[begin RECORDS TO USE]

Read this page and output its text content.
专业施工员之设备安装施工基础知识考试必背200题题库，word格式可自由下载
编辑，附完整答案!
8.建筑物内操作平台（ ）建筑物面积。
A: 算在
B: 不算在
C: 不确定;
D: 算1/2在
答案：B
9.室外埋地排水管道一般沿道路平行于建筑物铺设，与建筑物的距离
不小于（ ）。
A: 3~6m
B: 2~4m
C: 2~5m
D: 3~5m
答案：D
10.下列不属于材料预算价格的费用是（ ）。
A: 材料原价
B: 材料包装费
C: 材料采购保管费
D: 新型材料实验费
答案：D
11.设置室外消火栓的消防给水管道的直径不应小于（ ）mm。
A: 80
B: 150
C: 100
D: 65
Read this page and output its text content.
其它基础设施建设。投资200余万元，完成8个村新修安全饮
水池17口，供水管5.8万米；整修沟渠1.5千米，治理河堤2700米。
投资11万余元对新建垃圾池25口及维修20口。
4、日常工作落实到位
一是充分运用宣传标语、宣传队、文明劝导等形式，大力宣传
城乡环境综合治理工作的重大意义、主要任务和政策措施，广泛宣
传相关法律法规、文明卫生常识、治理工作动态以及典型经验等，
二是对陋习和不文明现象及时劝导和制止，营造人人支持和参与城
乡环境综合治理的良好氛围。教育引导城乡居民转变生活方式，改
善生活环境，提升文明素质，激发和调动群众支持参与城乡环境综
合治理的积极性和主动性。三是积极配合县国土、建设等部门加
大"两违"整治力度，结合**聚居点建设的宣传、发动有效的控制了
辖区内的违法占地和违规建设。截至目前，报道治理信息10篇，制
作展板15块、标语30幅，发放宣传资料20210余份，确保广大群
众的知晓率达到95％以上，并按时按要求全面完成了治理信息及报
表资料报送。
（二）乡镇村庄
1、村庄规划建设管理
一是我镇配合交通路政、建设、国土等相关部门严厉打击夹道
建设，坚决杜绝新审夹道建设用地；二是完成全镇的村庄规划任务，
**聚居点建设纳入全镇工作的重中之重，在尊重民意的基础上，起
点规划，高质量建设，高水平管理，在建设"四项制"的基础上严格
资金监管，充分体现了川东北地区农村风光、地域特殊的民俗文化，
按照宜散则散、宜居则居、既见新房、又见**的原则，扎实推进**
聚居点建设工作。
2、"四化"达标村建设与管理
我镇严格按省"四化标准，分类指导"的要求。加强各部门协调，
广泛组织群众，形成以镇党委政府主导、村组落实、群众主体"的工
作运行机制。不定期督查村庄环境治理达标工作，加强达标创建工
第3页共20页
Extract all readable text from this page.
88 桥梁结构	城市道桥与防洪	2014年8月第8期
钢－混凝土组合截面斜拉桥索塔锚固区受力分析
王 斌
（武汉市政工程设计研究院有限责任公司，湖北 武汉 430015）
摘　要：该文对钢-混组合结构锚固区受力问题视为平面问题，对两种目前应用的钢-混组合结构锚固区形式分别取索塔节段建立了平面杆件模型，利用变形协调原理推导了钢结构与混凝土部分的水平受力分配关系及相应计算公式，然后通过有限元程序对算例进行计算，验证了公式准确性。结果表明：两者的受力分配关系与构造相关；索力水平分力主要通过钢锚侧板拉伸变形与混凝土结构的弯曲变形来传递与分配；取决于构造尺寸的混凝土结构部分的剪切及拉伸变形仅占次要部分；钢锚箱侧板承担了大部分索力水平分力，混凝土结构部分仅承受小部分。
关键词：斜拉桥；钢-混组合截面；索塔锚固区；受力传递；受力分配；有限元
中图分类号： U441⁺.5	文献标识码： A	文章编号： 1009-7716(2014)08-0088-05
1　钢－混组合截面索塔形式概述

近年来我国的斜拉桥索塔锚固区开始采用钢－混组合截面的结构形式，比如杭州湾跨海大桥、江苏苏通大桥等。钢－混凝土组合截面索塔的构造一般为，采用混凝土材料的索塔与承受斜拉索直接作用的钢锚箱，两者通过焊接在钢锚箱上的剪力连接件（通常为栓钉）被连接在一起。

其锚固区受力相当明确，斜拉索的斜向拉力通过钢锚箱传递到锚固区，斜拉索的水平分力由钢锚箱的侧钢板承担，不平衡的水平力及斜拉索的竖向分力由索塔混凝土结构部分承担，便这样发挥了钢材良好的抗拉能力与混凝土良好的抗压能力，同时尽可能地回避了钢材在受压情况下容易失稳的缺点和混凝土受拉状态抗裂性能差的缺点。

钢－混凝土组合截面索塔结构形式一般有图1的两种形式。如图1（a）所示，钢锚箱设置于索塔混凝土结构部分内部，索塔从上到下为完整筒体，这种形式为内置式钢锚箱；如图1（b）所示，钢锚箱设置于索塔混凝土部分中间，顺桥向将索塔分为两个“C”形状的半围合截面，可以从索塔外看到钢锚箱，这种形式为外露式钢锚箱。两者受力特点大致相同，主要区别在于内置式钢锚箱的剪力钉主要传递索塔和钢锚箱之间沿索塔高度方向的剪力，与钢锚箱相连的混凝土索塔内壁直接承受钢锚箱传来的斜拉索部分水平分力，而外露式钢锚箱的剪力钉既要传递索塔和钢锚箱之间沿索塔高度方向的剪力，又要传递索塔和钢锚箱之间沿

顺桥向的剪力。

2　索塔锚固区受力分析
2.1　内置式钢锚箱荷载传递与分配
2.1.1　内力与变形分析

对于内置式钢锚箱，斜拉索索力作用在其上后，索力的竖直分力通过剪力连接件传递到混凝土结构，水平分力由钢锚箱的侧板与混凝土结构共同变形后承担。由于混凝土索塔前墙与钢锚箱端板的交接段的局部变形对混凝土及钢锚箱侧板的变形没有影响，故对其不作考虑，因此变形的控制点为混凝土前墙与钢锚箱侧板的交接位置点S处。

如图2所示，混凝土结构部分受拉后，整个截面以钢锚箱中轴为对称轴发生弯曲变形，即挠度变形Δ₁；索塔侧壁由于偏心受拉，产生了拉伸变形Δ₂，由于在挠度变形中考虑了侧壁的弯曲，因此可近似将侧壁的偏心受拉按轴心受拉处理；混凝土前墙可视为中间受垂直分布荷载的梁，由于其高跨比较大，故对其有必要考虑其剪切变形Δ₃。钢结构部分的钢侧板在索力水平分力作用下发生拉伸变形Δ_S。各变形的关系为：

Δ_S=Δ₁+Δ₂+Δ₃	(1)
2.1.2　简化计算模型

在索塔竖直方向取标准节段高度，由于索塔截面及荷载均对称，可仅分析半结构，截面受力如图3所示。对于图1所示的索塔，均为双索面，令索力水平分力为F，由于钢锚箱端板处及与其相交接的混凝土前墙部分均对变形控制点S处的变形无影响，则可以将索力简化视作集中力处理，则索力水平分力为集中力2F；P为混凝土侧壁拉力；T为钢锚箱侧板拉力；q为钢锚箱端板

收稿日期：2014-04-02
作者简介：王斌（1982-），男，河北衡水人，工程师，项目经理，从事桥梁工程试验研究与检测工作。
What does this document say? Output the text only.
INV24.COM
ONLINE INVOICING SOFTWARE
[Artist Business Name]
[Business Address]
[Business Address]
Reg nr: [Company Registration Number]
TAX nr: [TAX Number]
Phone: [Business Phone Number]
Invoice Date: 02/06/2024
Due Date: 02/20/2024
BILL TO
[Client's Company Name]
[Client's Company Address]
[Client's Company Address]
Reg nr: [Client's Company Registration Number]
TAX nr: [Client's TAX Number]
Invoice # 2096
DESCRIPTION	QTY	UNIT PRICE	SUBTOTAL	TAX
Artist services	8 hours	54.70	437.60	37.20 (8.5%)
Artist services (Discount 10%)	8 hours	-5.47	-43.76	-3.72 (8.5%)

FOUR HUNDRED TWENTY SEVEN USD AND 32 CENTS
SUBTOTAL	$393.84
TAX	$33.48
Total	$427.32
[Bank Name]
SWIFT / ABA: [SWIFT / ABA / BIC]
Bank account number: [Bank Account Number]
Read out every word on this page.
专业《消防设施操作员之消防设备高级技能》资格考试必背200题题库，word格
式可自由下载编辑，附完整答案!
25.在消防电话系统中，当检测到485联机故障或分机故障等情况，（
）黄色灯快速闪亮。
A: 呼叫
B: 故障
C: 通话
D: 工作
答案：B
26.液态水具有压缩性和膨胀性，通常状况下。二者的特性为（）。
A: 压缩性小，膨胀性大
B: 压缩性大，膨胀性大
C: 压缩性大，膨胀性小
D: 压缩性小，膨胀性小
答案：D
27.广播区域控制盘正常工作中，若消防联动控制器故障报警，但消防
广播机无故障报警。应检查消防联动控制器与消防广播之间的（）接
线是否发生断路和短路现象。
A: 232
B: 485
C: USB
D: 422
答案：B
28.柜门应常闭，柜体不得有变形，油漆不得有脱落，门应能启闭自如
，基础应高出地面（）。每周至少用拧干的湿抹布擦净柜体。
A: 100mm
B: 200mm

[end RECORDS TO USE]

**SHORT PROBLEM**. Pull out every line of the entries that includes the word "Name".

**THE RESULT**.
[Artist Business Name]
[Client's Company Name]
[Bank Name]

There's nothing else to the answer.